§ **WHAT TO WORK ON**: Below are entries. Pull out all lines containing "JSON".

§ **INPUT DATA**:
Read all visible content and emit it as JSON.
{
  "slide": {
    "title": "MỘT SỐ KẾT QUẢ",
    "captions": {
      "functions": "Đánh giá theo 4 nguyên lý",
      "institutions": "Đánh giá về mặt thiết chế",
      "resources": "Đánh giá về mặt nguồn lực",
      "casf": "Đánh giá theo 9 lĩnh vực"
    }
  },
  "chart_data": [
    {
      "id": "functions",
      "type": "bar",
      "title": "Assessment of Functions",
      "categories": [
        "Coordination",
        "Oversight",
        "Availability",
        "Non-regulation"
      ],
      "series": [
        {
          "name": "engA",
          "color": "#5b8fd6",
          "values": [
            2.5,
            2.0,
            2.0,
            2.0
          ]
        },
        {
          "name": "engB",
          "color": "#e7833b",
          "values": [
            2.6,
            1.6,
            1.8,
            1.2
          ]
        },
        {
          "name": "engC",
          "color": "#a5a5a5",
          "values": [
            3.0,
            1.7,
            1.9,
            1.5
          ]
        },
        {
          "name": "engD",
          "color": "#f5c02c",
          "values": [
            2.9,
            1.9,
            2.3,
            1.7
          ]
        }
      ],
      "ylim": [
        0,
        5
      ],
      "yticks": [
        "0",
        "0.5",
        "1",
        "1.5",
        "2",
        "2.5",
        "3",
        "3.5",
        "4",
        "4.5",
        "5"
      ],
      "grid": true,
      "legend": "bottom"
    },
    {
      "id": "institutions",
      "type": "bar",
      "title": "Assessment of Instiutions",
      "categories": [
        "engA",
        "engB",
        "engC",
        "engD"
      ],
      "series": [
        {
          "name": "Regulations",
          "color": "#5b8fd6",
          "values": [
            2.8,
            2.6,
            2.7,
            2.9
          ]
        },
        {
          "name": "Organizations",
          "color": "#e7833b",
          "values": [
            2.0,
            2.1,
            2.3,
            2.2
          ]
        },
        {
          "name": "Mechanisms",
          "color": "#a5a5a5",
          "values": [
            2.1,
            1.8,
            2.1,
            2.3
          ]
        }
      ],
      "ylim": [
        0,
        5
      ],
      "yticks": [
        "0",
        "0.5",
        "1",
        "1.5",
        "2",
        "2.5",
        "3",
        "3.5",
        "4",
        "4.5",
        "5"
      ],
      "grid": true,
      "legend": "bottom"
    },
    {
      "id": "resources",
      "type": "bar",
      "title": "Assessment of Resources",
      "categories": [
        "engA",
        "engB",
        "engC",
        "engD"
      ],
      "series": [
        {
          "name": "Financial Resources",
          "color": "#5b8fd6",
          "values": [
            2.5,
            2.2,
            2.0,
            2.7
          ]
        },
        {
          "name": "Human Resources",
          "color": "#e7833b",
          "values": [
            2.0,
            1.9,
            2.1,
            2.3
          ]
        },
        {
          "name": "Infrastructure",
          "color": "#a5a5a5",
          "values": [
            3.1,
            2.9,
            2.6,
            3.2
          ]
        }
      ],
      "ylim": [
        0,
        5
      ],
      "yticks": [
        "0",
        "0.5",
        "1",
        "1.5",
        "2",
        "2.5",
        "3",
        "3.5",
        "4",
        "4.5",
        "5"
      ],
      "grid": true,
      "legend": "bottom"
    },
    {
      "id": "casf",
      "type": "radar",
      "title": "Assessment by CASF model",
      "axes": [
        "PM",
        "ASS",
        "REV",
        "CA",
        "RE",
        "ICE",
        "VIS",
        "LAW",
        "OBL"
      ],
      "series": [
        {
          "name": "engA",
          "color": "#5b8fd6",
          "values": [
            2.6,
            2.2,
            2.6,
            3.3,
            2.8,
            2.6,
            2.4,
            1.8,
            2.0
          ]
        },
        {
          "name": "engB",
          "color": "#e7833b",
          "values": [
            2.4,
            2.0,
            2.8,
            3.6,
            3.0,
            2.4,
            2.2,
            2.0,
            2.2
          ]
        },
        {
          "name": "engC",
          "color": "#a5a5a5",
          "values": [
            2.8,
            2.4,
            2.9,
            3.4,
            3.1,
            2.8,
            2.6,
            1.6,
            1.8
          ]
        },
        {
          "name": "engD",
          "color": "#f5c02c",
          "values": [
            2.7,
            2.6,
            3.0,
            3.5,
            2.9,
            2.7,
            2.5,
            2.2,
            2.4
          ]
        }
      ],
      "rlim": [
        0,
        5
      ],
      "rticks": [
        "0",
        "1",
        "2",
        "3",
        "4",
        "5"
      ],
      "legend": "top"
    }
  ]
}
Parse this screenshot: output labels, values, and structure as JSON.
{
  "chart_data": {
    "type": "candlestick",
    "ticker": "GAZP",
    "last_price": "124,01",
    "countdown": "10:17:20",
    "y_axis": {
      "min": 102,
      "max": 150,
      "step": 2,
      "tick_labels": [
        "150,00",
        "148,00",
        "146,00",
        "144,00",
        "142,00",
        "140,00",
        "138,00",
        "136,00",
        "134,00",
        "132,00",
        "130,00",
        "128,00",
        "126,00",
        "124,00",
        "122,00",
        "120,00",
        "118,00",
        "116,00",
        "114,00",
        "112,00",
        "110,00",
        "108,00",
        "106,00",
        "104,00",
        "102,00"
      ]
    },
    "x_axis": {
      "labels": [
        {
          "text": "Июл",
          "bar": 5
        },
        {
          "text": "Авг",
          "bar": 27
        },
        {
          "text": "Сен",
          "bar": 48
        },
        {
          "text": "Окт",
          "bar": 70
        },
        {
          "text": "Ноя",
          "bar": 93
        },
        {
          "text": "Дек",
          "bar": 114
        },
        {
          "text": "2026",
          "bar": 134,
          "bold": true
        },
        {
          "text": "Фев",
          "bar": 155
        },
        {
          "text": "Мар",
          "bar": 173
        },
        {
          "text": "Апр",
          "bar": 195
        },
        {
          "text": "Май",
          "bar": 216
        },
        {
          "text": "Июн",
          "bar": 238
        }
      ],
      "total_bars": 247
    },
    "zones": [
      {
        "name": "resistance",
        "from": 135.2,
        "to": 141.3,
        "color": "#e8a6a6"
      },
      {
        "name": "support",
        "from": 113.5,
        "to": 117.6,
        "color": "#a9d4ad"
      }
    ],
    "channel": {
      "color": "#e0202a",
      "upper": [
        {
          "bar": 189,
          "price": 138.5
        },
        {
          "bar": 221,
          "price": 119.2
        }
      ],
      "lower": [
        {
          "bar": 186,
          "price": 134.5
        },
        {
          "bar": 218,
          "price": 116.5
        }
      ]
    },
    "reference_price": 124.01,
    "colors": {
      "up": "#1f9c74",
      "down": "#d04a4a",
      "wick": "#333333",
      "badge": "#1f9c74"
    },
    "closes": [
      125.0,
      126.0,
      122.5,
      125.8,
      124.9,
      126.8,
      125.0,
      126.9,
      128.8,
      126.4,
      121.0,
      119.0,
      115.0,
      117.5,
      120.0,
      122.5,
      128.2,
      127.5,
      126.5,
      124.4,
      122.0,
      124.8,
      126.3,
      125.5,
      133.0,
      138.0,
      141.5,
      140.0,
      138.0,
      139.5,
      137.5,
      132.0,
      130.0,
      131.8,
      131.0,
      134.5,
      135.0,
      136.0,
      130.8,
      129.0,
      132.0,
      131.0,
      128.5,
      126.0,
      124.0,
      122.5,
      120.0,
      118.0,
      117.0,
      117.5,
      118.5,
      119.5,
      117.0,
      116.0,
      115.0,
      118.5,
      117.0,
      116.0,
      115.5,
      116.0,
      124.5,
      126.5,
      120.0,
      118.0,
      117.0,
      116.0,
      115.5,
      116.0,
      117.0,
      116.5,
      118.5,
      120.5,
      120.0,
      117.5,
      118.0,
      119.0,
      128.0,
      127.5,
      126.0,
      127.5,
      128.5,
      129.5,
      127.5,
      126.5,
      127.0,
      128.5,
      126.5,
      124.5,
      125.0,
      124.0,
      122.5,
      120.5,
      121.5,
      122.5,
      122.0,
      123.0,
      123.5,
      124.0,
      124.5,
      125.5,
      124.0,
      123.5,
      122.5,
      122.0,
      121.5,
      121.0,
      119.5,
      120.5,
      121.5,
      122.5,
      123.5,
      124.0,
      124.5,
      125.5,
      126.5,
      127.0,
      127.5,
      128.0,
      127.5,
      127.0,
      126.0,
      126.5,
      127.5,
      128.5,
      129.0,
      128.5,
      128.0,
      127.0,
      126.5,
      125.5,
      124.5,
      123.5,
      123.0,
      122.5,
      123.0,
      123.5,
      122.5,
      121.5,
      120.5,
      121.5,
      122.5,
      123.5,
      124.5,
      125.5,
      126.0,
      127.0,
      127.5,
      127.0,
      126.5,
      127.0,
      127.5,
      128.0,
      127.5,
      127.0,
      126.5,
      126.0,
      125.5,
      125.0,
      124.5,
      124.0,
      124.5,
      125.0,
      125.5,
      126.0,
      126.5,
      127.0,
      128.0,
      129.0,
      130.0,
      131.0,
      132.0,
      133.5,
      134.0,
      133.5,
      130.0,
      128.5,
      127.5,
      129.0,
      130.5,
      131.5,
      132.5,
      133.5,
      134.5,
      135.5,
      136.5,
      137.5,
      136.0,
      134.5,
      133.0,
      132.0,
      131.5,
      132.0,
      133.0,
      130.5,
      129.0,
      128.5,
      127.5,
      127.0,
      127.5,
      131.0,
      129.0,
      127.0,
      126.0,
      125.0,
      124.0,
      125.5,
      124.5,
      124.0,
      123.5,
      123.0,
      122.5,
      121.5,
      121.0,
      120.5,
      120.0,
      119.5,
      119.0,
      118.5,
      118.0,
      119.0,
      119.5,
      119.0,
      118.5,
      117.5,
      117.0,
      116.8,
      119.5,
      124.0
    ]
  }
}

§ **RESPONSE TO THIS EXERCISE**:
Read all visible content and emit it as JSON.
Parse this screenshot: output labels, values, and structure as JSON.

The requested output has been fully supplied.